** PROBLEM DETAILS **
Write the material out again exactly.

** SUPPLIED DATA **
▽

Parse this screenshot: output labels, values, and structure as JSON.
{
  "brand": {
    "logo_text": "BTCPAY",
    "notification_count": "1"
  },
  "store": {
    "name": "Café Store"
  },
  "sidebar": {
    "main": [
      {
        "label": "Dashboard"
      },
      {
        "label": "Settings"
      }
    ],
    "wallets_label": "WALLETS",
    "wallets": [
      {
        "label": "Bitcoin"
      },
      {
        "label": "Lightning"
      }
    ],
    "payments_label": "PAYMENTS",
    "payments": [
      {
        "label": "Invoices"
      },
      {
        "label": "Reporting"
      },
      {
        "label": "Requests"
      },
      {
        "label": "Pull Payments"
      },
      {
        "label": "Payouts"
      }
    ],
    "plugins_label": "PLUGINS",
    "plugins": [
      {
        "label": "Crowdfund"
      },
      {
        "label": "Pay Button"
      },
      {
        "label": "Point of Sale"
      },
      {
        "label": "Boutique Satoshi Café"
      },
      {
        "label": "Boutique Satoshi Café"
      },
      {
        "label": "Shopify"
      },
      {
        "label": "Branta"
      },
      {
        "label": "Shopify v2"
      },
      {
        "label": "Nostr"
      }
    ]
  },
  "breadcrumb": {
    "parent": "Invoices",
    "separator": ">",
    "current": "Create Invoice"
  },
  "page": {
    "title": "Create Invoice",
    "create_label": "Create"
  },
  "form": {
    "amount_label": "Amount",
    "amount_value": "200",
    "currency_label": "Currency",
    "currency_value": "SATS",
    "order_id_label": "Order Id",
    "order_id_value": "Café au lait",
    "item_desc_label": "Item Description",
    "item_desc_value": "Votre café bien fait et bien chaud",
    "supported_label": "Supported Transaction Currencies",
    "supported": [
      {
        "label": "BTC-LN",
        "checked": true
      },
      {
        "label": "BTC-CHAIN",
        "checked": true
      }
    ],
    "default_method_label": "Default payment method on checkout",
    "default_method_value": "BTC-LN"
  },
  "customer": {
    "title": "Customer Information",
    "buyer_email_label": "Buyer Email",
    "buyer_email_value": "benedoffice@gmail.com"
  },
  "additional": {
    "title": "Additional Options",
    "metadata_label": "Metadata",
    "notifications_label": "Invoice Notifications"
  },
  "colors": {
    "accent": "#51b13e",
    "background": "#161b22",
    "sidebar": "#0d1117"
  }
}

△

** FULL ANSWER **
Parse this screenshot: output labels, values, and structure as JSON.
{
  "brand": {
    "logo_text": "BTCPAY",
    "notification_count": "1"
  },
  "store": {
    "name": "Café Store"
  },
  "sidebar": {
    "main": [
      {
        "label": "Dashboard"
      },
      {
        "label": "Settings"
      }
    ],
    "wallets_label": "WALLETS",
    "wallets": [
      {
        "label": "Bitcoin"
      },
      {
        "label": "Lightning"
      }
    ],
    "payments_label": "PAYMENTS",
    "payments": [
      {
        "label": "Invoices"
      },
      {
        "label": "Reporting"
      },
      {
        "label": "Requests"
      },
      {
        "label": "Pull Payments"
      },
      {
        "label": "Payouts"
      }
    ],
    "plugins_label": "PLUGINS",
    "plugins": [
      {
        "label": "Crowdfund"
      },
      {
        "label": "Pay Button"
      },
      {
        "label": "Point of Sale"
      },
      {
        "label": "Boutique Satoshi Café"
      },
      {
        "label": "Boutique Satoshi Café"
      },
      {
        "label": "Shopify"
      },
      {
        "label": "Branta"
      },
      {
        "label": "Shopify v2"
      },
      {
        "label": "Nostr"
      }
    ]
  },
  "breadcrumb": {
    "parent": "Invoices",
    "separator": ">",
    "current": "Create Invoice"
  },
  "page": {
    "title": "Create Invoice",
    "create_label": "Create"
  },
  "form": {
    "amount_label": "Amount",
    "amount_value": "200",
    "currency_label": "Currency",
    "currency_value": "SATS",
    "order_id_label": "Order Id",
    "order_id_value": "Café au lait",
    "item_desc_label": "Item Description",
    "item_desc_value": "Votre café bien fait et bien chaud",
    "supported_label": "Supported Transaction Currencies",
    "supported": [
      {
        "label": "BTC-LN",
        "checked": true
      },
      {
        "label": "BTC-CHAIN",
        "checked": true
      }
    ],
    "default_method_label": "Default payment method on checkout",
    "default_method_value": "BTC-LN"
  },
  "customer": {
    "title": "Customer Information",
    "buyer_email_label": "Buyer Email",
    "buyer_email_value": "benedoffice@gmail.com"
  },
  "additional": {
    "title": "Additional Options",
    "metadata_label": "Metadata",
    "notifications_label": "Invoice Notifications"
  },
  "colors": {
    "accent": "#51b13e",
    "background": "#161b22",
    "sidebar": "#0d1117"
  }
}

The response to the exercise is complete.